- STATED TASK -
Could you carry the poetry book recommendations below further, starting right after their last sentence?

Rachel Wiley's Nothing Is Okay simultaneously deconstructs the lies that we were taught about our bodies and our beings, and builds new ways of viewing ourselves.
10. Please by Jericho Brown - The first time I read Please by Jericho Brown it was 3 a.m. on Christmas morning, 2013. My partner slept in the middle of our bed across the room. We’d had a nasty fight before he finished off another bottle of wine and passed out. We would be broken up in another couple of months but for the time I was chain smoking next to a dim lamp and reading. And then, I was reading and chain smoking and sobbing. Jericho Brown writes loneliness like he’s etching the grooves of a blues record by hand. To read Please is to page through a photo album where tenderness and aggression are relatives you came up with and know too well to ever out and out dismiss. These poems are intimate in a way few things are, in a way few people know how to be, in a way we are shooed away from being and the danger in this is that you might end up seeing exactly what you’ve been missing and how much you need it.

- RECORDED DATA -

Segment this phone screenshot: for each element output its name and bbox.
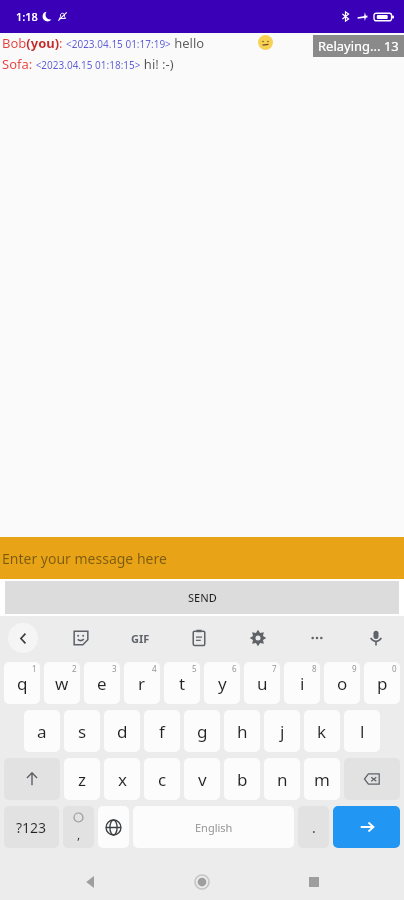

- OUTPUT BELOW -
11. When My Brother Was an Aztec by Natalie Diaz - The outcome of more than one date has depended on a potential lover’s reaction to "I Watch Her Eat the Apple" from Natalie Diaz’s When My Brother Was an Aztec. I have a sneaking suspicion that I may have actually known I was queer much sooner had I been able to read that particular poem earlier in my life because Natalie Diaz’s work has a way of teaching you about yourself while telling you about someone or something else. When My Brother Was an Aztec is a wonderfully dense body of work that you can move into for months at a time, a book worth wandering through and getting helplessly lost inside of. The way Diaz intertwines personal and the historic, mundane and mythological, individual and universal all stretch a different muscle as you read, satisfying deep stretches.